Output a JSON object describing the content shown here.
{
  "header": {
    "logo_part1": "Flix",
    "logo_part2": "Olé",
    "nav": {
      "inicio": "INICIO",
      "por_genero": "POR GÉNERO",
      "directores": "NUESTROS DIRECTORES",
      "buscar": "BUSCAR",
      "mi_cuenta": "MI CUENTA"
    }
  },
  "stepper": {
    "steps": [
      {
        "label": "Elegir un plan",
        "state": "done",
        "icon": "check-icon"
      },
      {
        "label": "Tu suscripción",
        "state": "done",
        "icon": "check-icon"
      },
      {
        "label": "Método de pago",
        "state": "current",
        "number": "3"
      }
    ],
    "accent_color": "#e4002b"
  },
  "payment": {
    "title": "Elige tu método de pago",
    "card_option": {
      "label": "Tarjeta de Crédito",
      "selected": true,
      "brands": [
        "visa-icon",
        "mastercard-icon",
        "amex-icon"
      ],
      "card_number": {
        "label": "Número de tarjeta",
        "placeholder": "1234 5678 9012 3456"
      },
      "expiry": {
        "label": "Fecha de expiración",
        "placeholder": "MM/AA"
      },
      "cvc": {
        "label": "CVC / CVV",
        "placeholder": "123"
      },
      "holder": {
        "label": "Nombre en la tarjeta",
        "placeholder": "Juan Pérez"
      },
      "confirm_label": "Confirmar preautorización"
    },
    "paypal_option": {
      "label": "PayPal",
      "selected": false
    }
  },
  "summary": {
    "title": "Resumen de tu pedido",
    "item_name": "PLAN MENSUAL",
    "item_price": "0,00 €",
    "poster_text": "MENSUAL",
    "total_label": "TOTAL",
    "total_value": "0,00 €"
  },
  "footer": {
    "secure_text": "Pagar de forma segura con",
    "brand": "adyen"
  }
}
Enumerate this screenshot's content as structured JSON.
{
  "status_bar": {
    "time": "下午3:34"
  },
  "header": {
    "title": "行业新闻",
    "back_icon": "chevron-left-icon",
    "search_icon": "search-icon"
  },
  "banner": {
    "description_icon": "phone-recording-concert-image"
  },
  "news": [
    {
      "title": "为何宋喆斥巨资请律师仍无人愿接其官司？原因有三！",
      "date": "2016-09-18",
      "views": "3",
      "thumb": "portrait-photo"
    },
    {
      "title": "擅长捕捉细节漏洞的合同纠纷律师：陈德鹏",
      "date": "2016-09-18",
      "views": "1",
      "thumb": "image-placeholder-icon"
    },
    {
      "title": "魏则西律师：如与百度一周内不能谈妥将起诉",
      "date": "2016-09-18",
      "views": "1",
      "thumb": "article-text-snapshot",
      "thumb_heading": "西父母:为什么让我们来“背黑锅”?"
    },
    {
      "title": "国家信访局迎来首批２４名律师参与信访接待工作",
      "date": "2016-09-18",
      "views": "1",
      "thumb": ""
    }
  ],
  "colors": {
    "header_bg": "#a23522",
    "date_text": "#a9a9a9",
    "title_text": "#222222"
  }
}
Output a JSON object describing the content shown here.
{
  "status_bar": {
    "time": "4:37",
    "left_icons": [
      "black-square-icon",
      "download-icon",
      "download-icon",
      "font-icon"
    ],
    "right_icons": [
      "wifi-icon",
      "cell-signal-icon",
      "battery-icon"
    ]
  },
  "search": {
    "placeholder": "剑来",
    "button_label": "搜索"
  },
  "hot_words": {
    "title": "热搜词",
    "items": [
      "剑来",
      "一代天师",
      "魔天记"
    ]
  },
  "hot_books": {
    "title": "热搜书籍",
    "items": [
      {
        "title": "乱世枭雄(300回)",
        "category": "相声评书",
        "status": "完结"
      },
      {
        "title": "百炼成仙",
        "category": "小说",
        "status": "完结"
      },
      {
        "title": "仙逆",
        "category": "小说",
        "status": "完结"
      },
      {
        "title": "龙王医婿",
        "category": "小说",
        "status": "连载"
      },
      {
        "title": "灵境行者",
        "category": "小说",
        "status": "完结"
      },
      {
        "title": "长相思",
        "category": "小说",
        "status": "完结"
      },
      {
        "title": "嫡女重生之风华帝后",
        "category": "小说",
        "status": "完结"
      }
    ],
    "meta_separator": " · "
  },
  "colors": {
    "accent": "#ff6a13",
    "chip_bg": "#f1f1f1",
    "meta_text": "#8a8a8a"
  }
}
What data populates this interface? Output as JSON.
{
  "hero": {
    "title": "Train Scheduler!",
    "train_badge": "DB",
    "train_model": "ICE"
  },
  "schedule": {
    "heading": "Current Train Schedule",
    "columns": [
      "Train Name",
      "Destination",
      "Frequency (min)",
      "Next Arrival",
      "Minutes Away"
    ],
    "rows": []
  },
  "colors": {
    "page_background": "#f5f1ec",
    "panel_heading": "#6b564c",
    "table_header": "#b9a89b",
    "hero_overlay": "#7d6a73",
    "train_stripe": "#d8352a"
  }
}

= = = = = = =

◆ GIVEN EXERCISE ◆
From the listing above, extract all records word for word.

◆ EXPECTED OUTPUT ◆
Output a JSON object describing the content shown here.
{
  "header": {
    "logo_part1": "Flix",
    "logo_part2": "Olé",
    "nav": {
      "inicio": "INICIO",
      "por_genero": "POR GÉNERO",
      "directores": "NUESTROS DIRECTORES",
      "buscar": "BUSCAR",
      "mi_cuenta": "MI CUENTA"
    }
  },
  "stepper": {
    "steps": [
      {
        "label": "Elegir un plan",
        "state": "done",
        "icon": "check-icon"
      },
      {
        "label": "Tu suscripción",
        "state": "done",
        "icon": "check-icon"
      },
      {
        "label": "Método de pago",
        "state": "current",
        "number": "3"
      }
    ],
    "accent_color": "#e4002b"
  },
  "payment": {
    "title": "Elige tu método de pago",
    "card_option": {
      "label": "Tarjeta de Crédito",
      "selected": true,
      "brands": [
        "visa-icon",
        "mastercard-icon",
        "amex-icon"
      ],
      "card_number": {
        "label": "Número de tarjeta",
        "placeholder": "1234 5678 9012 3456"
      },
      "expiry": {
        "label": "Fecha de expiración",
        "placeholder": "MM/AA"
      },
      "cvc": {
        "label": "CVC / CVV",
        "placeholder": "123"
      },
      "holder": {
        "label": "Nombre en la tarjeta",
        "placeholder": "Juan Pérez"
      },
      "confirm_label": "Confirmar preautorización"
    },
    "paypal_option": {
      "label": "PayPal",
      "selected": false
    }
  },
  "summary": {
    "title": "Resumen de tu pedido",
    "item_name": "PLAN MENSUAL",
    "item_price": "0,00 €",
    "poster_text": "MENSUAL",
    "total_label": "TOTAL",
    "total_value": "0,00 €"
  },
  "footer": {
    "secure_text": "Pagar de forma segura con",
    "brand": "adyen"
  }
}
Enumerate this screenshot's content as structured JSON.
{
  "status_bar": {
    "time": "下午3:34"
  },
  "header": {
    "title": "行业新闻",
    "back_icon": "chevron-left-icon",
    "search_icon": "search-icon"
  },
  "banner": {
    "description_icon": "phone-recording-concert-image"
  },
  "news": [
    {
      "title": "为何宋喆斥巨资请律师仍无人愿接其官司？原因有三！",
      "date": "2016-09-18",
      "views": "3",
      "thumb": "portrait-photo"
    },
    {
      "title": "擅长捕捉细节漏洞的合同纠纷律师：陈德鹏",
      "date": "2016-09-18",
      "views": "1",
      "thumb": "image-placeholder-icon"
    },
    {
      "title": "魏则西律师：如与百度一周内不能谈妥将起诉",
      "date": "2016-09-18",
      "views": "1",
      "thumb": "article-text-snapshot",
      "thumb_heading": "西父母:为什么让我们来“背黑锅”?"
    },
    {
      "title": "国家信访局迎来首批２４名律师参与信访接待工作",
      "date": "2016-09-18",
      "views": "1",
      "thumb": ""
    }
  ],
  "colors": {
    "header_bg": "#a23522",
    "date_text": "#a9a9a9",
    "title_text": "#222222"
  }
}
Output a JSON object describing the content shown here.
{
  "status_bar": {
    "time": "4:37",
    "left_icons": [
      "black-square-icon",
      "download-icon",
      "download-icon",
      "font-icon"
    ],
    "right_icons": [
      "wifi-icon",
      "cell-signal-icon",
      "battery-icon"
    ]
  },
  "search": {
    "placeholder": "剑来",
    "button_label": "搜索"
  },
  "hot_words": {
    "title": "热搜词",
    "items": [
      "剑来",
      "一代天师",
      "魔天记"
    ]
  },
  "hot_books": {
    "title": "热搜书籍",
    "items": [
      {
        "title": "乱世枭雄(300回)",
        "category": "相声评书",
        "status": "完结"
      },
      {
        "title": "百炼成仙",
        "category": "小说",
        "status": "完结"
      },
      {
        "title": "仙逆",
        "category": "小说",
        "status": "完结"
      },
      {
        "title": "龙王医婿",
        "category": "小说",
        "status": "连载"
      },
      {
        "title": "灵境行者",
        "category": "小说",
        "status": "完结"
      },
      {
        "title": "长相思",
        "category": "小说",
        "status": "完结"
      },
      {
        "title": "嫡女重生之风华帝后",
        "category": "小说",
        "status": "完结"
      }
    ],
    "meta_separator": " · "
  },
  "colors": {
    "accent": "#ff6a13",
    "chip_bg": "#f1f1f1",
    "meta_text": "#8a8a8a"
  }
}
What data populates this interface? Output as JSON.
{
  "hero": {
    "title": "Train Scheduler!",
    "train_badge": "DB",
    "train_model": "ICE"
  },
  "schedule": {
    "heading": "Current Train Schedule",
    "columns": [
      "Train Name",
      "Destination",
      "Frequency (min)",
      "Next Arrival",
      "Minutes Away"
    ],
    "rows": []
  },
  "colors": {
    "page_background": "#f5f1ec",
    "panel_heading": "#6b564c",
    "table_header": "#b9a89b",
    "hero_overlay": "#7d6a73",
    "train_stripe": "#d8352a"
  }
}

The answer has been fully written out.